In the listing below, find every line containing "JSON" and copy it out.

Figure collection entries
>> START

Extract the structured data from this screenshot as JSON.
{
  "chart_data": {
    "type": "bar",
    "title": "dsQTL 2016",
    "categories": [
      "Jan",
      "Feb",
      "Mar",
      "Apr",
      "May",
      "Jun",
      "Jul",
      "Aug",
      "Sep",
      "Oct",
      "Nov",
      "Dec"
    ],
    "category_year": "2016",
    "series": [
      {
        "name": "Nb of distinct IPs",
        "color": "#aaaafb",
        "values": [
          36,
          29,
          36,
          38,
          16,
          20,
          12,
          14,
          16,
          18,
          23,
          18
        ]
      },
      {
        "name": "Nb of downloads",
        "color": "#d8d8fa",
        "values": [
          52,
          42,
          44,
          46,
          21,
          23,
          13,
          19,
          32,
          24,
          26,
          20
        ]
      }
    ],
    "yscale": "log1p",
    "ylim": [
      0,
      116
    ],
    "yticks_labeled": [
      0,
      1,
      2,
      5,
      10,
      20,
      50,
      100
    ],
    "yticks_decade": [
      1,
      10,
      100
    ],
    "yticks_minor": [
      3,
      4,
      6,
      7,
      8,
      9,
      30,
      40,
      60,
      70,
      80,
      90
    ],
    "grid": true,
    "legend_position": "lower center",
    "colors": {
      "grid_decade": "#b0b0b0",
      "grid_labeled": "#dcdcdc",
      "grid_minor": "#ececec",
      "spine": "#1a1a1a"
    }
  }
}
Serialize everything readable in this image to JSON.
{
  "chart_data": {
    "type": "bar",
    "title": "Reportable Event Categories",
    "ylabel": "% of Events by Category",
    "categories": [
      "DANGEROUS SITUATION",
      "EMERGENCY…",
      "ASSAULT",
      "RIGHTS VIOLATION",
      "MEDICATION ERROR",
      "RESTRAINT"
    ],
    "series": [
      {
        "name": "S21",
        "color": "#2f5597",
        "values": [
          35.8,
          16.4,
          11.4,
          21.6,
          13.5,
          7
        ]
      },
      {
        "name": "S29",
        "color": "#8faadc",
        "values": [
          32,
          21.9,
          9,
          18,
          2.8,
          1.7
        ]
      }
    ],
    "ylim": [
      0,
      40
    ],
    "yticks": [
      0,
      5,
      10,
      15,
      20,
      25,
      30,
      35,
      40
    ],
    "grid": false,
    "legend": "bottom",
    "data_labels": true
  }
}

>> END

Exercise output
Extract the structured data from this screenshot as JSON.
Serialize everything readable in this image to JSON.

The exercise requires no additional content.